■ **Written instruction**
Of the lines in the entries, how many hold the word "sparks"? Give that number alone.

------ Exercise material ------

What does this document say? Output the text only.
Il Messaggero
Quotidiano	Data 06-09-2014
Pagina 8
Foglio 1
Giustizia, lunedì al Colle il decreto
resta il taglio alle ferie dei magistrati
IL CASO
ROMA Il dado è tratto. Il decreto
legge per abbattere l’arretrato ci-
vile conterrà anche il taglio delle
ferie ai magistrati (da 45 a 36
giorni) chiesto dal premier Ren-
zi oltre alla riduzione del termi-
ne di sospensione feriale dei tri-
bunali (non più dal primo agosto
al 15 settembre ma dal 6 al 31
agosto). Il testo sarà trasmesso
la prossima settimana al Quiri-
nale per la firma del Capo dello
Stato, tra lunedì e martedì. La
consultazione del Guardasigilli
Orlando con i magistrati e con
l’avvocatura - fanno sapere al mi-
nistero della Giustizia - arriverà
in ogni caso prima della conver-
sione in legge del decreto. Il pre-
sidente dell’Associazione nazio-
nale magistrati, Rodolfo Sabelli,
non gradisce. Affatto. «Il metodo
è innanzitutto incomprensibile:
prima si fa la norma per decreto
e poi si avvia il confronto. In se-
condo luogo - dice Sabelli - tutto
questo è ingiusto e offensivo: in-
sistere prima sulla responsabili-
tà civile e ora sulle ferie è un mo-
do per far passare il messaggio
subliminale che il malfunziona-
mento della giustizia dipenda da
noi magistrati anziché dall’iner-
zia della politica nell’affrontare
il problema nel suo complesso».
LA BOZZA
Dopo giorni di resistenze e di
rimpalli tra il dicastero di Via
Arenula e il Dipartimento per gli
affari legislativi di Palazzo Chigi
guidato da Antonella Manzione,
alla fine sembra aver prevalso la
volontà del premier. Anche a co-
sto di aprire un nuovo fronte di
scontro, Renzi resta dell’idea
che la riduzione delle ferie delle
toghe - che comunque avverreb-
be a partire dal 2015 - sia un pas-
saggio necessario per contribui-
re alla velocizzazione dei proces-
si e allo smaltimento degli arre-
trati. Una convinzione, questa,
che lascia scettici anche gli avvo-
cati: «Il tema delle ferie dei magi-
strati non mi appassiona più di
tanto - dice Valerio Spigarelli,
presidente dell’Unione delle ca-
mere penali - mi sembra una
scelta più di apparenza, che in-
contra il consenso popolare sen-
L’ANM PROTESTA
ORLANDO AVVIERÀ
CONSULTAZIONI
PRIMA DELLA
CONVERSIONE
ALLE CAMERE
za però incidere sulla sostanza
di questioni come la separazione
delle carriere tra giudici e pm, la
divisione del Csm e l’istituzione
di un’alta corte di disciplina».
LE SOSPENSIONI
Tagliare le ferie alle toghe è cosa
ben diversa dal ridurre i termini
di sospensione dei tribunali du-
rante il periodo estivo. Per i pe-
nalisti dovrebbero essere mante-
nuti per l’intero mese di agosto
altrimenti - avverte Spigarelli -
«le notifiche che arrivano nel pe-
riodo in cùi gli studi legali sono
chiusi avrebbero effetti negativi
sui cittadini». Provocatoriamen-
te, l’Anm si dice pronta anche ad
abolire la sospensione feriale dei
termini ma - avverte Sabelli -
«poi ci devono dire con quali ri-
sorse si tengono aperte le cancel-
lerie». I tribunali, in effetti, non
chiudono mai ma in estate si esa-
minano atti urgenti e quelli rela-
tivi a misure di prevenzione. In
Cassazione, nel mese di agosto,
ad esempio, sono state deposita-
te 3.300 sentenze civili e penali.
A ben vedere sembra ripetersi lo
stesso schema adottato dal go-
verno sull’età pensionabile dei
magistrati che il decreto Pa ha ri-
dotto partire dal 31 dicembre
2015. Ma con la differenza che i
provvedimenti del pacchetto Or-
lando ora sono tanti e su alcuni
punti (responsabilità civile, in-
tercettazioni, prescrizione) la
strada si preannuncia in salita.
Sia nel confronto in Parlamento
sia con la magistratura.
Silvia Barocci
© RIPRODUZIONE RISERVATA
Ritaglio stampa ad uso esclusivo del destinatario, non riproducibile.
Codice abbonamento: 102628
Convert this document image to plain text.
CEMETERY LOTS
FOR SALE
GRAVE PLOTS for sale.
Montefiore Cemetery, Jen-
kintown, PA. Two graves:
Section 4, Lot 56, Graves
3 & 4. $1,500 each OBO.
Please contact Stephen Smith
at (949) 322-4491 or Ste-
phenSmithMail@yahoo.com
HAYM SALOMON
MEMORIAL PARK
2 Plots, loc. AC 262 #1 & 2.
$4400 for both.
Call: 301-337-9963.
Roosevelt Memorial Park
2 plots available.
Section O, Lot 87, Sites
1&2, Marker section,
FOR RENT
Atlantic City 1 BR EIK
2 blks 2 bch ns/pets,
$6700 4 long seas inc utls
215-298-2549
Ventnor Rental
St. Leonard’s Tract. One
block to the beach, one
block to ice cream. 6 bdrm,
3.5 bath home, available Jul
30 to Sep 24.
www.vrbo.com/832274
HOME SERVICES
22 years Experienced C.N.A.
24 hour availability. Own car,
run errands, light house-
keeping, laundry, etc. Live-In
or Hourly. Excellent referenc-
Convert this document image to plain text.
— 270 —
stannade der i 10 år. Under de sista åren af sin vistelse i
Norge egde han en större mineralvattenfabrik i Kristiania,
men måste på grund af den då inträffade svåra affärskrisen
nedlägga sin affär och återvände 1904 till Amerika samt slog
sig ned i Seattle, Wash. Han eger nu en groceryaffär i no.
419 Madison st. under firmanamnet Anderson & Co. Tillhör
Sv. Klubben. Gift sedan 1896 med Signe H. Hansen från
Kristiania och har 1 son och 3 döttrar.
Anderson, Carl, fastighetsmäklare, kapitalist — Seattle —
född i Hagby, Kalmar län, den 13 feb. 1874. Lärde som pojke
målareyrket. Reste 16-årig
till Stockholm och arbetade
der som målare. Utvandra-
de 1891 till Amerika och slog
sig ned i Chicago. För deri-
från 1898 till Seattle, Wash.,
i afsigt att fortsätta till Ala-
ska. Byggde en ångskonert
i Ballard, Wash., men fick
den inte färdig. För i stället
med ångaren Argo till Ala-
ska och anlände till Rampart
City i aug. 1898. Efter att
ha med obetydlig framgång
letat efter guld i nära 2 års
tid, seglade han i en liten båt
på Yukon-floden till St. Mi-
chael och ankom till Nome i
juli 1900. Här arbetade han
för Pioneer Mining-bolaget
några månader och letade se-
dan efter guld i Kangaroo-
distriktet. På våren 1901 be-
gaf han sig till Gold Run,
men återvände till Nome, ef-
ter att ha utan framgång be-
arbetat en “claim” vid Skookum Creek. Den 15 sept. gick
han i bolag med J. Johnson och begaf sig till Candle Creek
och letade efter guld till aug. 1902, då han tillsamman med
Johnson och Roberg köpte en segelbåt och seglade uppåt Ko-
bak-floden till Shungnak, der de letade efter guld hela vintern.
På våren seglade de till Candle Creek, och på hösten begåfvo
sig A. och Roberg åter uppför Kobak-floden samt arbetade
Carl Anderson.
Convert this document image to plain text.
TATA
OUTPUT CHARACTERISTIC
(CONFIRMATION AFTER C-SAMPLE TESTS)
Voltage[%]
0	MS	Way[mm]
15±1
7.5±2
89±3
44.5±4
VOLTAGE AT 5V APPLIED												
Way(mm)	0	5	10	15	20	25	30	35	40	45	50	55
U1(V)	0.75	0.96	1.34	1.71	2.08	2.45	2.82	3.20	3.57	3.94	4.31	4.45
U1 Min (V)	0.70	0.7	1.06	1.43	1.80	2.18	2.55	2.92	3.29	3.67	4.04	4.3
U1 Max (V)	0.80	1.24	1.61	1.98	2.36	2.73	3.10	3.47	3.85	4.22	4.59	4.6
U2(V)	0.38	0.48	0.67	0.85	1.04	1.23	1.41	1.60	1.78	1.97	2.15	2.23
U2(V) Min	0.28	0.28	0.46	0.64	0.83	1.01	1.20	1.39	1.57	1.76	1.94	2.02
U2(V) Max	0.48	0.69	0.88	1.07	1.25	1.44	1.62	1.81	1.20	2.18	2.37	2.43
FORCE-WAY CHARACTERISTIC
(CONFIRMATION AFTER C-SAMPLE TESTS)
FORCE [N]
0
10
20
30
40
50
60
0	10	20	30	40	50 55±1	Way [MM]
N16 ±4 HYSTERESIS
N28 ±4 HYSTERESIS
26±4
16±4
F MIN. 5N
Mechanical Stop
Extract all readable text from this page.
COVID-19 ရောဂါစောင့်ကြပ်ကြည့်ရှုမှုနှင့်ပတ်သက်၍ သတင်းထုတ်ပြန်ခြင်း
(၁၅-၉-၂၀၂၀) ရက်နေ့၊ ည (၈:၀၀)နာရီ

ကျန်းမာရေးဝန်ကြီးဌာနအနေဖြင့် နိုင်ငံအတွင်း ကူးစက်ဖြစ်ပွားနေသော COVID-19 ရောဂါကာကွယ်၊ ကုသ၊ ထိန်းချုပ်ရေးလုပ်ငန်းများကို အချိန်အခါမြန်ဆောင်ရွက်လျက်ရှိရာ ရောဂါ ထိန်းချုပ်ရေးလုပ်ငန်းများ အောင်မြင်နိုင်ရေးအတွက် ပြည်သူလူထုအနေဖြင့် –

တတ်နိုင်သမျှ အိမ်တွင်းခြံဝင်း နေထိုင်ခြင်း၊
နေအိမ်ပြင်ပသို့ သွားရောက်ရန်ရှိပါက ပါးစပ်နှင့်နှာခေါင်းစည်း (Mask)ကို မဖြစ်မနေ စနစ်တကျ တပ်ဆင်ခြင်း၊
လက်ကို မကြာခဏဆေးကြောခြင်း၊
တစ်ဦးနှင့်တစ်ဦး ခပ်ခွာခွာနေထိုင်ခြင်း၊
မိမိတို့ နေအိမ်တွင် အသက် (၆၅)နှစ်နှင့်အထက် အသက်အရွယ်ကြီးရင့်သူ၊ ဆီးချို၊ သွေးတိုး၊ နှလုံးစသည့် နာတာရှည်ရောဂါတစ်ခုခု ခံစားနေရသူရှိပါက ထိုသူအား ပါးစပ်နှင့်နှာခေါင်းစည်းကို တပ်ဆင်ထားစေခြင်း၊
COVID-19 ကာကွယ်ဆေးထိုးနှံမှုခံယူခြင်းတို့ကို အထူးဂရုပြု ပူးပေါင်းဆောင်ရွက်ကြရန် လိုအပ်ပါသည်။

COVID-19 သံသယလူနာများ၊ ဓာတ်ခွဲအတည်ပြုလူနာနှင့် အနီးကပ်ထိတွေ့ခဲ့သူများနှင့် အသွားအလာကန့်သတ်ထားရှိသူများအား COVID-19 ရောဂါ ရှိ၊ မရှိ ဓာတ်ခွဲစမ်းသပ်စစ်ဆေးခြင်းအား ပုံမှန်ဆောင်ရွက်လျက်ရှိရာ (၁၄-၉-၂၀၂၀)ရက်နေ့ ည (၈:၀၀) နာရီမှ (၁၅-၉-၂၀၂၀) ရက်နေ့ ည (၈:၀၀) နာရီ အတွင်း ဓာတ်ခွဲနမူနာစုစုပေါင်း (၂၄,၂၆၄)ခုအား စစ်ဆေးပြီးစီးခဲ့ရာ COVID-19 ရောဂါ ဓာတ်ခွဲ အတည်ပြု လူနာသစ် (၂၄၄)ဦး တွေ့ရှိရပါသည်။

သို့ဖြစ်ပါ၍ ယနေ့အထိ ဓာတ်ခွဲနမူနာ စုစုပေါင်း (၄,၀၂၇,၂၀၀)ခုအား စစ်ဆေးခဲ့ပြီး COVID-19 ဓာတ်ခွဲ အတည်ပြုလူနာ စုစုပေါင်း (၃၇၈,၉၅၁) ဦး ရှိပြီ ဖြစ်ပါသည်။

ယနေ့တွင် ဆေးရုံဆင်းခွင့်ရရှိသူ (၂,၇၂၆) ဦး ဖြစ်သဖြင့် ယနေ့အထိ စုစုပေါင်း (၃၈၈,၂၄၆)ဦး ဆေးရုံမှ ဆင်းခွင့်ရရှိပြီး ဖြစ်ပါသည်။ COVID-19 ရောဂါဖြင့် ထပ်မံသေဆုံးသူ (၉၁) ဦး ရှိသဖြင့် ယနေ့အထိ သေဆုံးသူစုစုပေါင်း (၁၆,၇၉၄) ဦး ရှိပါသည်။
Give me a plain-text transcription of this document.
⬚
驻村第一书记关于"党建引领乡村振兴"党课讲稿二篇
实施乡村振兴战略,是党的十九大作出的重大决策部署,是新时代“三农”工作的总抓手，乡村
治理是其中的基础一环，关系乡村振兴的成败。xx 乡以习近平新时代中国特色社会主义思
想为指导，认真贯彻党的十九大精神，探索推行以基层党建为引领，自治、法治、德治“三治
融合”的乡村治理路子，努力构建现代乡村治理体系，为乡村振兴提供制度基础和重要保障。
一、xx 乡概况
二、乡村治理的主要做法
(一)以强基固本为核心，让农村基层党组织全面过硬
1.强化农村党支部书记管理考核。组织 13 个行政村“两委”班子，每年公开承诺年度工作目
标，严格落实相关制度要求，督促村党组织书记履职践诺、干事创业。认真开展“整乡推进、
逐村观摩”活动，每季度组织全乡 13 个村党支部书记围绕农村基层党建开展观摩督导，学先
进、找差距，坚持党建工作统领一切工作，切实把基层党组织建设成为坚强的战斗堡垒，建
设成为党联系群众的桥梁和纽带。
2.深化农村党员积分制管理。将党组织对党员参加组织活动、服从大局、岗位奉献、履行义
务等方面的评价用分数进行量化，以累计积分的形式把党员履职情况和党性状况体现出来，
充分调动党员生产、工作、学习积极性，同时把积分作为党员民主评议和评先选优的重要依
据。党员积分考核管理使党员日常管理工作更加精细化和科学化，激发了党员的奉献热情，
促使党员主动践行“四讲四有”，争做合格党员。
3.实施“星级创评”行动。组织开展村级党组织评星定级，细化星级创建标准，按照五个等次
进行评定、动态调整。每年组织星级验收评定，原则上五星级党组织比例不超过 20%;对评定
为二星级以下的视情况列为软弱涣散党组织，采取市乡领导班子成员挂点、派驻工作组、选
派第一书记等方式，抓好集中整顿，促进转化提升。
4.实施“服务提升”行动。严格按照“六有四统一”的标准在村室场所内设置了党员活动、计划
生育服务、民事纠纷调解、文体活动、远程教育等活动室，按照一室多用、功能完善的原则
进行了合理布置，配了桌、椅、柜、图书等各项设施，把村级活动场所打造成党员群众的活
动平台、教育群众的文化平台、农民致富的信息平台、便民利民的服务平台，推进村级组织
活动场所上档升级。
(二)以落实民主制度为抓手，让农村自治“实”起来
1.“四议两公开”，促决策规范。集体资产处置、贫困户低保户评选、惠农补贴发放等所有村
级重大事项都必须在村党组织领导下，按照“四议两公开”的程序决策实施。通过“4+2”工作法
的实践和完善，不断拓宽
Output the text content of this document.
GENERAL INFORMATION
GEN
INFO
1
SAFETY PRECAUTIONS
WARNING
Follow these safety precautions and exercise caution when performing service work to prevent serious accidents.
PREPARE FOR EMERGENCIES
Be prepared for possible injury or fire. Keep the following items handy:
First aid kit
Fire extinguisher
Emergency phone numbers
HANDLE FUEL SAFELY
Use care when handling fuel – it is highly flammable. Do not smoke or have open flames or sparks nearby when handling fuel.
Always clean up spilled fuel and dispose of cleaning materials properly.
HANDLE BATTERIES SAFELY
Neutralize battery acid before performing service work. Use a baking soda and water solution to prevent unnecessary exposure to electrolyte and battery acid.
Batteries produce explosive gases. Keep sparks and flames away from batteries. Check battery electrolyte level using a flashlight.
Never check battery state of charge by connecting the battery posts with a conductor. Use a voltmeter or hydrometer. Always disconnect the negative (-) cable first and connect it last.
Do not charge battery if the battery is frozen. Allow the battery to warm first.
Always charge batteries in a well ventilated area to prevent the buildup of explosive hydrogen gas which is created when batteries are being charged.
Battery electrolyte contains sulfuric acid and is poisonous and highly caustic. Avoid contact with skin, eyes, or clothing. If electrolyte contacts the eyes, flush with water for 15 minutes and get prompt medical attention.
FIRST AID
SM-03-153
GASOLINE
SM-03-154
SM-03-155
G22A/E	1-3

------

■ **Solved problem**
2